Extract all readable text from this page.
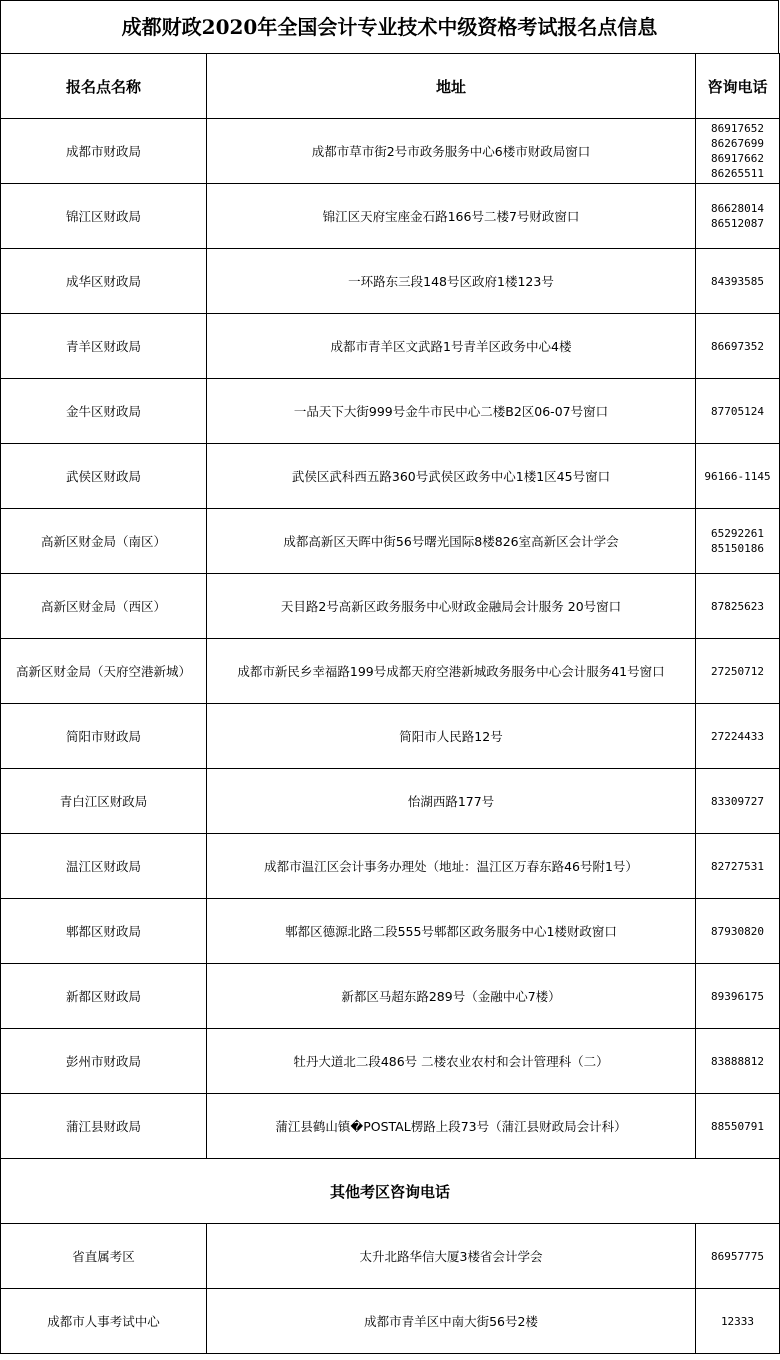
成都财政2020年全国会计专业技术中级资格考试报名点信息
报名点名称	地址	咨询电话
成都市财政局	成都市草市街2号市政务服务中心6楼市财政局窗口	86917652
86267699
86917662
86265511

锦江区财政局	锦江区天府宝座金石路166号二楼7号财政窗口	86628014
86512087

成华区财政局	一环路东三段148号区政府1楼123号	84393585

青羊区财政局	成都市青羊区文武路1号青羊区政务中心4楼	86697352

金牛区财政局	一品天下大街999号金牛市民中心二楼B2区06-07号窗口	87705124

武侯区财政局	武侯区武科西五路360号武侯区政务中心1楼1区45号窗口	96166-1145

高新区财金局（南区）	成都高新区天晖中街56号曙光国际8楼826室高新区会计学会	65292261
85150186

高新区财金局（西区）	天目路2号高新区政务服务中心财政金融局会计服务 20号窗口	87825623

高新区财金局（天府空港新城）	成都市新民乡幸福路199号成都天府空港新城政务服务中心会计服务41号窗口	27250712

简阳市财政局	简阳市人民路12号	27224433

青白江区财政局	怡湖西路177号	83309727

温江区财政局	成都市温江区会计事务办理处（地址：温江区万春东路46号附1号）	82727531

郫都区财政局	郫都区德源北路二段555号郫都区政务服务中心1楼财政窗口	87930820

新都区财政局	新都区马超东路289号（金融中心7楼）	89396175

彭州市财政局	牡丹大道北二段486号 二楼农业农村和会计管理科（二）	83888812

蒲江县财政局	蒲江县鹤山镇�POSTAL楞路上段73号（蒲江县财政局会计科）	88550791

其他考区咨询电话		
省直属考区	太升北路华信大厦3楼省会计学会	86957775

成都市人事考试中心	成都市青羊区中南大街56号2楼	12333
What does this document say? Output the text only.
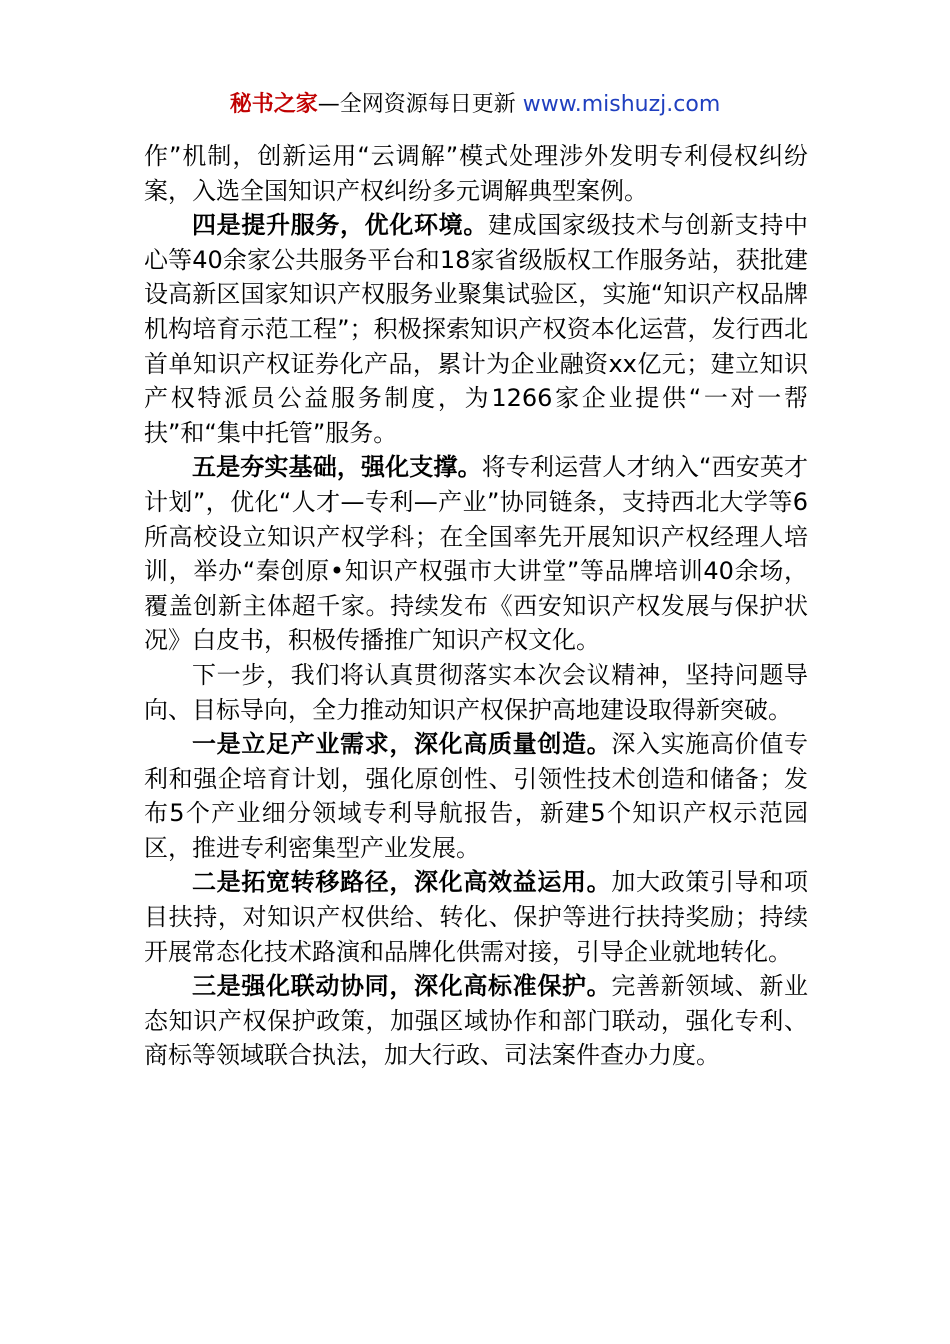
秘书之家—全网资源每日更新 www.mishuzj.com

作”机制，创新运用“云调解”模式处理涉外发明专利侵权纠纷案，入选全国知识产权纠纷多元调解典型案例。

四是提升服务，优化环境。建成国家级技术与创新支持中心等40余家公共服务平台和18家省级版权工作服务站，获批建设高新区国家知识产权服务业聚集试验区，实施“知识产权品牌机构培育示范工程”；积极探索知识产权资本化运营，发行西北首单知识产权证券化产品，累计为企业融资xx亿元；建立知识产权特派员公益服务制度，为1266家企业提供“一对一帮扶”和“集中托管”服务。

五是夯实基础，强化支撑。将专利运营人才纳入“西安英才计划”，优化“人才—专利—产业”协同链条，支持西北大学等6所高校设立知识产权学科；在全国率先开展知识产权经理人培训，举办“秦创原•知识产权强市大讲堂”等品牌培训40余场，覆盖创新主体超千家。持续发布《西安知识产权发展与保护状况》白皮书，积极传播推广知识产权文化。

下一步，我们将认真贯彻落实本次会议精神，坚持问题导向、目标导向，全力推动知识产权保护高地建设取得新突破。

一是立足产业需求，深化高质量创造。深入实施高价值专利和强企培育计划，强化原创性、引领性技术创造和储备；发布5个产业细分领域专利导航报告，新建5个知识产权示范园区，推进专利密集型产业发展。

二是拓宽转移路径，深化高效益运用。加大政策引导和项目扶持，对知识产权供给、转化、保护等进行扶持奖励；持续开展常态化技术路演和品牌化供需对接，引导企业就地转化。

三是强化联动协同，深化高标准保护。完善新领域、新业态知识产权保护政策，加强区域协作和部门联动，强化专利、商标等领域联合执法，加大行政、司法案件查办力度。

============================================================

> **Work to complete**:
In the records above, find the line with "What does this" and copy from it through the last line exactly, without the pictures.

> **The output**:
What does this document say? Output the text only.
秘书之家—全网资源每日更新 www.mishuzj.com

作”机制，创新运用“云调解”模式处理涉外发明专利侵权纠纷案，入选全国知识产权纠纷多元调解典型案例。

四是提升服务，优化环境。建成国家级技术与创新支持中心等40余家公共服务平台和18家省级版权工作服务站，获批建设高新区国家知识产权服务业聚集试验区，实施“知识产权品牌机构培育示范工程”；积极探索知识产权资本化运营，发行西北首单知识产权证券化产品，累计为企业融资xx亿元；建立知识产权特派员公益服务制度，为1266家企业提供“一对一帮扶”和“集中托管”服务。

五是夯实基础，强化支撑。将专利运营人才纳入“西安英才计划”，优化“人才—专利—产业”协同链条，支持西北大学等6所高校设立知识产权学科；在全国率先开展知识产权经理人培训，举办“秦创原•知识产权强市大讲堂”等品牌培训40余场，覆盖创新主体超千家。持续发布《西安知识产权发展与保护状况》白皮书，积极传播推广知识产权文化。

下一步，我们将认真贯彻落实本次会议精神，坚持问题导向、目标导向，全力推动知识产权保护高地建设取得新突破。

一是立足产业需求，深化高质量创造。深入实施高价值专利和强企培育计划，强化原创性、引领性技术创造和储备；发布5个产业细分领域专利导航报告，新建5个知识产权示范园区，推进专利密集型产业发展。

二是拓宽转移路径，深化高效益运用。加大政策引导和项目扶持，对知识产权供给、转化、保护等进行扶持奖励；持续开展常态化技术路演和品牌化供需对接，引导企业就地转化。

三是强化联动协同，深化高标准保护。完善新领域、新业态知识产权保护政策，加强区域协作和部门联动，强化专利、商标等领域联合执法，加大行政、司法案件查办力度。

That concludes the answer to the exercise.